**TASK INSTRUCTIONS**
Across the data below, how many lines hold "this"? Answer with that number and nothing else.

**RAW DATA**
* * * * *
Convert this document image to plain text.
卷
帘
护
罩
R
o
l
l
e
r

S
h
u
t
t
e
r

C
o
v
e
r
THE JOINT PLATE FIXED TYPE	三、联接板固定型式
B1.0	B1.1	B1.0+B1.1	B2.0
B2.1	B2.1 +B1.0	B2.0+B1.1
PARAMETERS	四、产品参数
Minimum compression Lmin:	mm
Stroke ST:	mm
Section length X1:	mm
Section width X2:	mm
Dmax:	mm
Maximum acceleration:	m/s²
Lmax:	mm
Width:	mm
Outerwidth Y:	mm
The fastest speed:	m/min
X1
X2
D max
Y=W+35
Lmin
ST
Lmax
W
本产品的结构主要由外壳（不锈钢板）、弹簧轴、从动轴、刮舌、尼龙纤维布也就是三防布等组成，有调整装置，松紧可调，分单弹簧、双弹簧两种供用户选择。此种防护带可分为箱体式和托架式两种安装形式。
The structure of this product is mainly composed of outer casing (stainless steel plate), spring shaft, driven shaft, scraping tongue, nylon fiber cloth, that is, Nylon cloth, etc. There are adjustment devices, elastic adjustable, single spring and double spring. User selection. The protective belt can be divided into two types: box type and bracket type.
* * * * *
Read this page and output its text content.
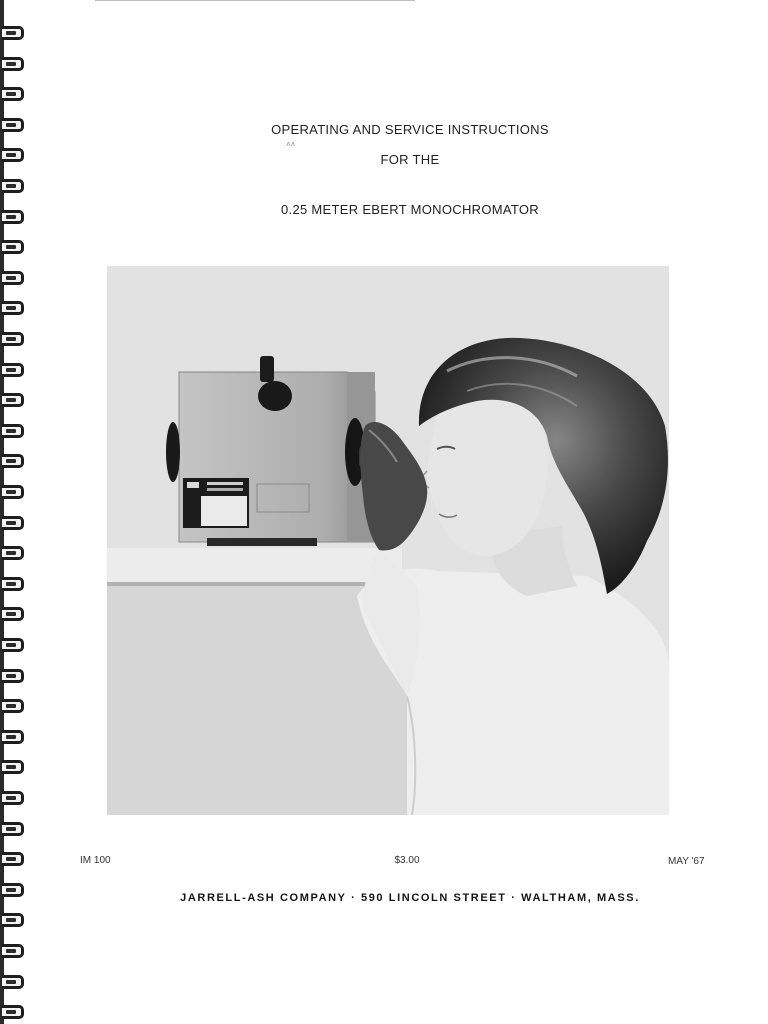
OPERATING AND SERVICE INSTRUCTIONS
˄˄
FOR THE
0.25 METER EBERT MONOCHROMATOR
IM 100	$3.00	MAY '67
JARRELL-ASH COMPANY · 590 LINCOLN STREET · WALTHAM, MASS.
* * * * *
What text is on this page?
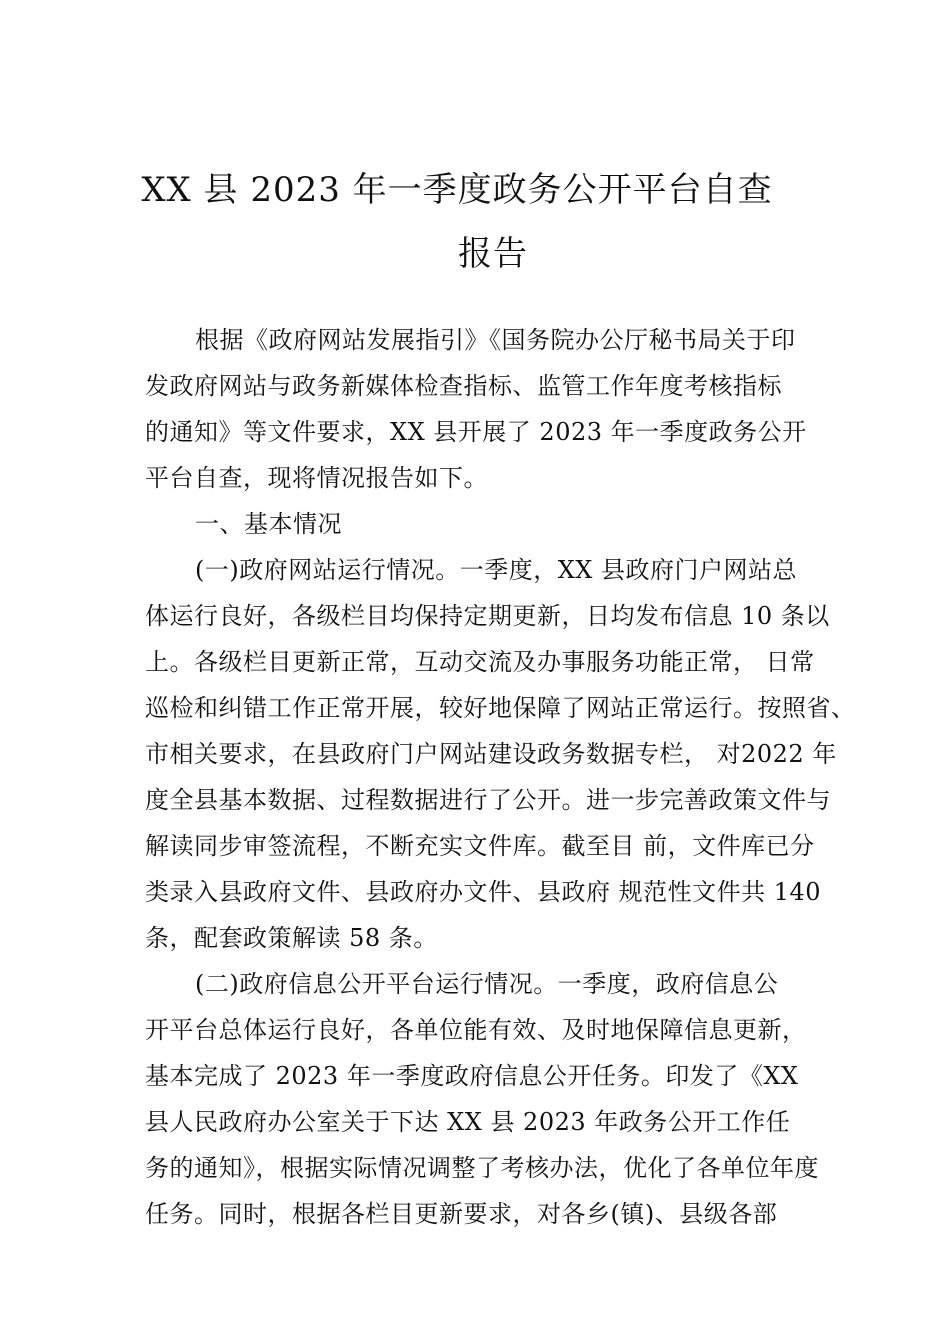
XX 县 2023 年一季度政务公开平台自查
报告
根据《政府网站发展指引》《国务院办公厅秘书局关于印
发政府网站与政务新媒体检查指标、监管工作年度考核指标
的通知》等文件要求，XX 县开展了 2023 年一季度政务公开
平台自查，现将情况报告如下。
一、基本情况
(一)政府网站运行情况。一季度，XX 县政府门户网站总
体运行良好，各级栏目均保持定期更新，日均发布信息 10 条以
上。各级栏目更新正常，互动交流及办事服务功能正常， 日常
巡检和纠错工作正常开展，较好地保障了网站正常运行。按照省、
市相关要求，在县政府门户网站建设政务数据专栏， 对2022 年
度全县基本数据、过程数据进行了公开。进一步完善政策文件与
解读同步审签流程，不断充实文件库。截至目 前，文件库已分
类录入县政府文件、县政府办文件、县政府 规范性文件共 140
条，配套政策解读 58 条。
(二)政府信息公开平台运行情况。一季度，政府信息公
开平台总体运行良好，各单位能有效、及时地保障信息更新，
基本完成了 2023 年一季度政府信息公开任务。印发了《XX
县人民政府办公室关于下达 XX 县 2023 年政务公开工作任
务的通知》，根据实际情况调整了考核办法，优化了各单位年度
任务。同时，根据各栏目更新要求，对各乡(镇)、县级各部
* * * * *
**RESPONSE**
4